## BRIEF
Extract and list every line that contains the word "Tabla".

+===+

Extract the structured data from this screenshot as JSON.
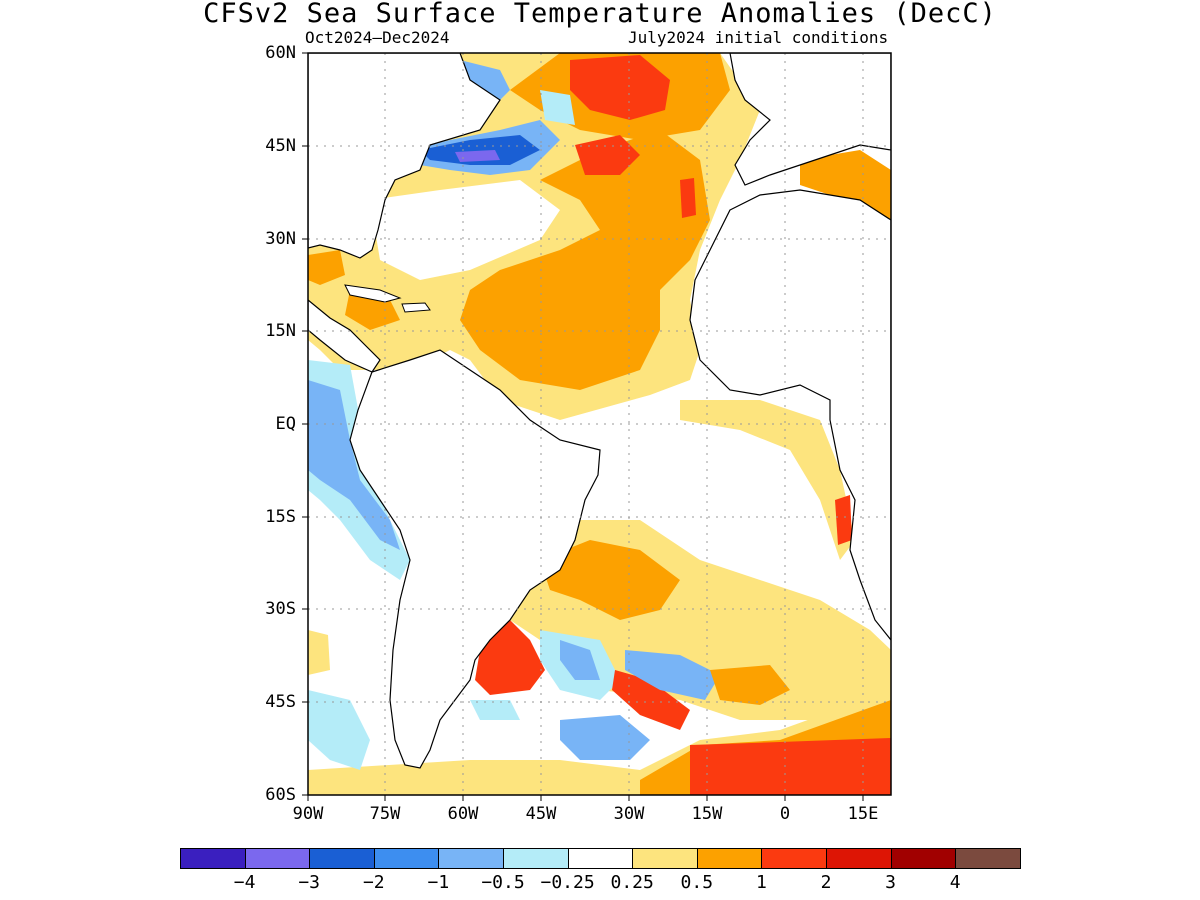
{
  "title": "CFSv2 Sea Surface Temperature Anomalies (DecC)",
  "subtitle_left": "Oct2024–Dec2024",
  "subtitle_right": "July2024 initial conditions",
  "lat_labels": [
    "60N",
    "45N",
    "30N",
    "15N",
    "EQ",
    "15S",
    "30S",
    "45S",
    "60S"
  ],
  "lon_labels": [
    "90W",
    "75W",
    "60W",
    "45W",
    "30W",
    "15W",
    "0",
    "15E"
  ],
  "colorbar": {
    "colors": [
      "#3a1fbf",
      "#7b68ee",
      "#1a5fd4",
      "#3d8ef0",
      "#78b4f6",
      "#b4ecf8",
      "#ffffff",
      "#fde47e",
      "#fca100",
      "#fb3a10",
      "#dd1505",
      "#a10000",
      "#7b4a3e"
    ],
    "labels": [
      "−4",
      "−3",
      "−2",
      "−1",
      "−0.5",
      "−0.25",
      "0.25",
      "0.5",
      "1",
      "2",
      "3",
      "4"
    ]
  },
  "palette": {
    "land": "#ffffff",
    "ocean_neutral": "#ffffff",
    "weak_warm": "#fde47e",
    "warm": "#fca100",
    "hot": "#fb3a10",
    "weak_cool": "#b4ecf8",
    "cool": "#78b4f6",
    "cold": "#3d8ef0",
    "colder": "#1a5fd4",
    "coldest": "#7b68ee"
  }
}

+===+

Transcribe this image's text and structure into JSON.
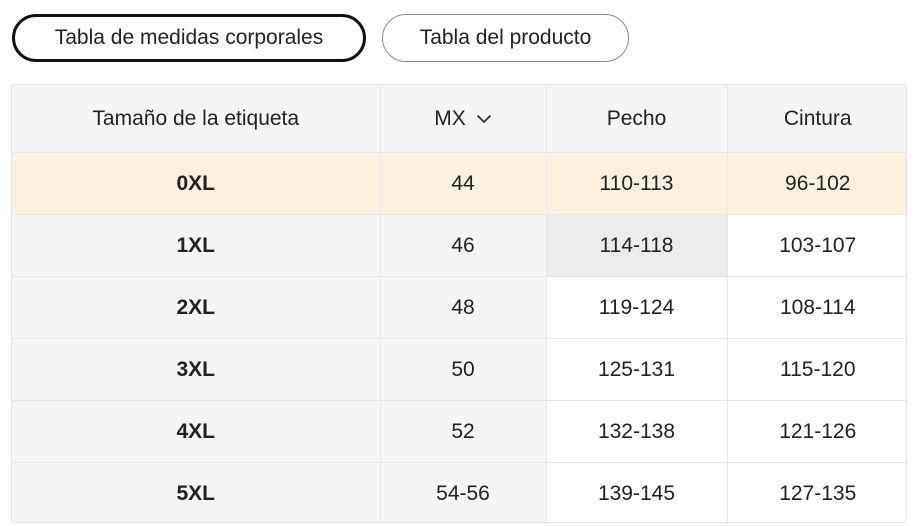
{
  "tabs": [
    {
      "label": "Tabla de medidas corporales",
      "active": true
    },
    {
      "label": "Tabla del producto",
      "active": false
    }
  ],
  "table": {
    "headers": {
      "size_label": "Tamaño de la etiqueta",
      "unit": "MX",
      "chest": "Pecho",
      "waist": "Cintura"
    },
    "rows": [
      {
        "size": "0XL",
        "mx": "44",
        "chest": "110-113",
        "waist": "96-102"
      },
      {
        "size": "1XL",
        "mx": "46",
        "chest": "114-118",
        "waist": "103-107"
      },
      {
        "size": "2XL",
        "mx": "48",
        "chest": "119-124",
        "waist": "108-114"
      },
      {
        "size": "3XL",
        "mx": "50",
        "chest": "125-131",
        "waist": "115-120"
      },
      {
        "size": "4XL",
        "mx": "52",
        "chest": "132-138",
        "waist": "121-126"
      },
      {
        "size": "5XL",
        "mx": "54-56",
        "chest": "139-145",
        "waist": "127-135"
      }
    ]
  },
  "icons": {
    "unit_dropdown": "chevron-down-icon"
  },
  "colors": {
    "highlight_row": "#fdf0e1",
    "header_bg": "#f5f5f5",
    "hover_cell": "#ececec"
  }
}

+===+

## OUTPUT OF THE TASK
      "label": "Tabla de medidas corporales",
      "label": "Tabla del producto",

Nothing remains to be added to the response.